## The problem
Return the lines beginning at the one that contains "What data populates" and running to the end of the records, exactly and with nothing else. Omit pictures.

## Extracted records

= = = = = = =

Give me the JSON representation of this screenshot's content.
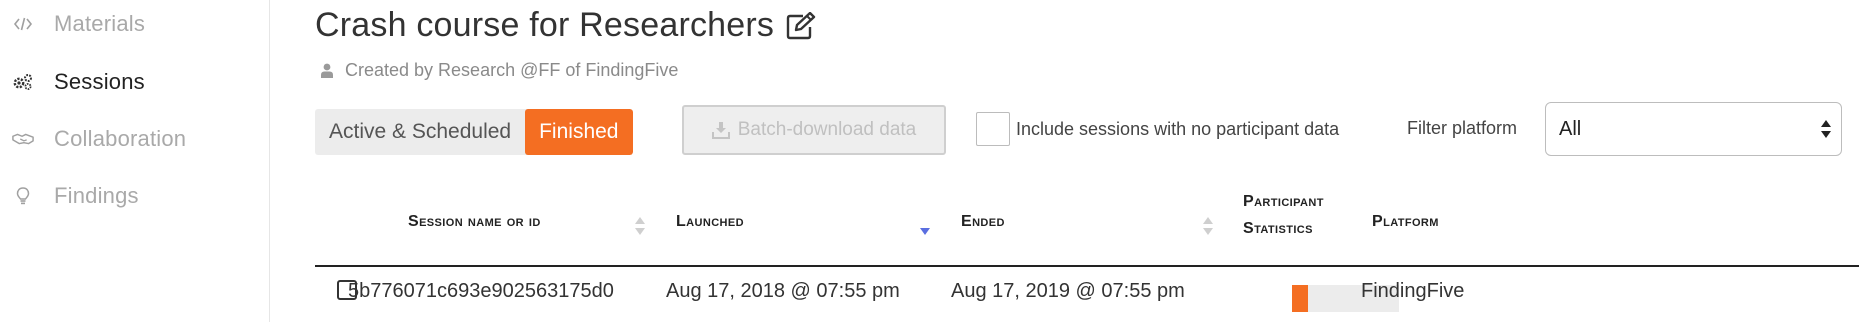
{
  "sidebar": {
    "items": [
      {
        "label": "Materials",
        "icon": "code-icon",
        "active": false
      },
      {
        "label": "Sessions",
        "icon": "gears-icon",
        "active": true
      },
      {
        "label": "Collaboration",
        "icon": "handshake-icon",
        "active": false
      },
      {
        "label": "Findings",
        "icon": "lightbulb-icon",
        "active": false
      }
    ]
  },
  "page": {
    "title": "Crash course for Researchers",
    "creator": "Created by Research @FF of FindingFive"
  },
  "toolbar": {
    "tabs": [
      {
        "label": "Active & Scheduled",
        "active": false
      },
      {
        "label": "Finished",
        "active": true
      }
    ],
    "batch_download_label": "Batch-download data",
    "include_label": "Include sessions with no participant data",
    "include_checked": false,
    "filter_label": "Filter platform",
    "filter_value": "All"
  },
  "table": {
    "columns": [
      "Session name or id",
      "Launched",
      "Ended",
      "Participant",
      "Statistics",
      "Platform"
    ],
    "sorted_by": "Launched",
    "sort_direction": "descending",
    "rows": [
      {
        "session_id": "5b776071c693e902563175d0",
        "launched": "Aug 17, 2018 @ 07:55 pm",
        "ended": "Aug 17, 2019 @ 07:55 pm",
        "participant_progress": 0.15,
        "platform": "FindingFive",
        "checked": false
      }
    ]
  },
  "colors": {
    "accent": "#f46e22",
    "sort_active": "#5a6ee0",
    "sort_inactive": "#cfcfcf",
    "muted_text": "#a9a9a9"
  }
}
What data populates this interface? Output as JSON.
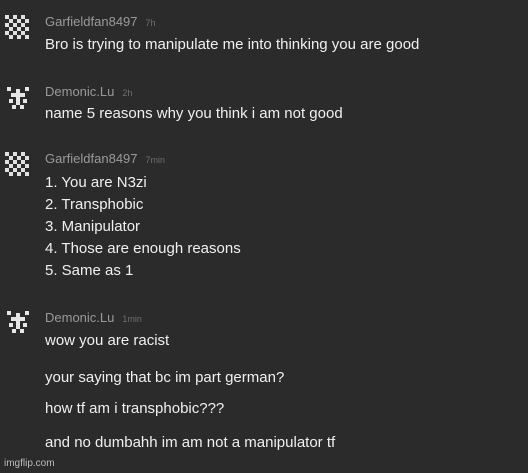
{
  "comments": [
    {
      "username": "Garfieldfan8497",
      "time": "7h",
      "avatar": "checker-pattern-avatar",
      "lines": [
        "Bro is trying to manipulate me into thinking you are good"
      ]
    },
    {
      "username": "Demonic.Lu",
      "time": "2h",
      "avatar": "pixel-cross-avatar",
      "lines": [
        "name 5 reasons why you think i am not good"
      ]
    },
    {
      "username": "Garfieldfan8497",
      "time": "7min",
      "avatar": "checker-pattern-avatar",
      "lines": [
        "1. You are N3zi",
        "2. Transphobic",
        "3. Manipulator",
        "4. Those are enough reasons",
        "5. Same as 1"
      ]
    },
    {
      "username": "Demonic.Lu",
      "time": "1min",
      "avatar": "pixel-cross-avatar",
      "lines": [
        "wow you are racist",
        "your saying that bc im part german?",
        "how tf am i transphobic???",
        "and no dumbahh im am not a manipulator tf"
      ]
    }
  ],
  "watermark": "imgflip.com",
  "colors": {
    "background": "#2b2b2b",
    "username": "#9a9a9a",
    "timestamp": "#6e6e6e",
    "text": "#f0f0f0"
  }
}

= = = = = = =

## Task output
What data populates this interface? Output as JSON.
{
  "comments": [
    {
      "username": "Garfieldfan8497",
      "time": "7h",
      "avatar": "checker-pattern-avatar",
      "lines": [
        "Bro is trying to manipulate me into thinking you are good"
      ]
    },
    {
      "username": "Demonic.Lu",
      "time": "2h",
      "avatar": "pixel-cross-avatar",
      "lines": [
        "name 5 reasons why you think i am not good"
      ]
    },
    {
      "username": "Garfieldfan8497",
      "time": "7min",
      "avatar": "checker-pattern-avatar",
      "lines": [
        "1. You are N3zi",
        "2. Transphobic",
        "3. Manipulator",
        "4. Those are enough reasons",
        "5. Same as 1"
      ]
    },
    {
      "username": "Demonic.Lu",
      "time": "1min",
      "avatar": "pixel-cross-avatar",
      "lines": [
        "wow you are racist",
        "your saying that bc im part german?",
        "how tf am i transphobic???",
        "and no dumbahh im am not a manipulator tf"
      ]
    }
  ],
  "watermark": "imgflip.com",
  "colors": {
    "background": "#2b2b2b",
    "username": "#9a9a9a",
    "timestamp": "#6e6e6e",
    "text": "#f0f0f0"
  }
}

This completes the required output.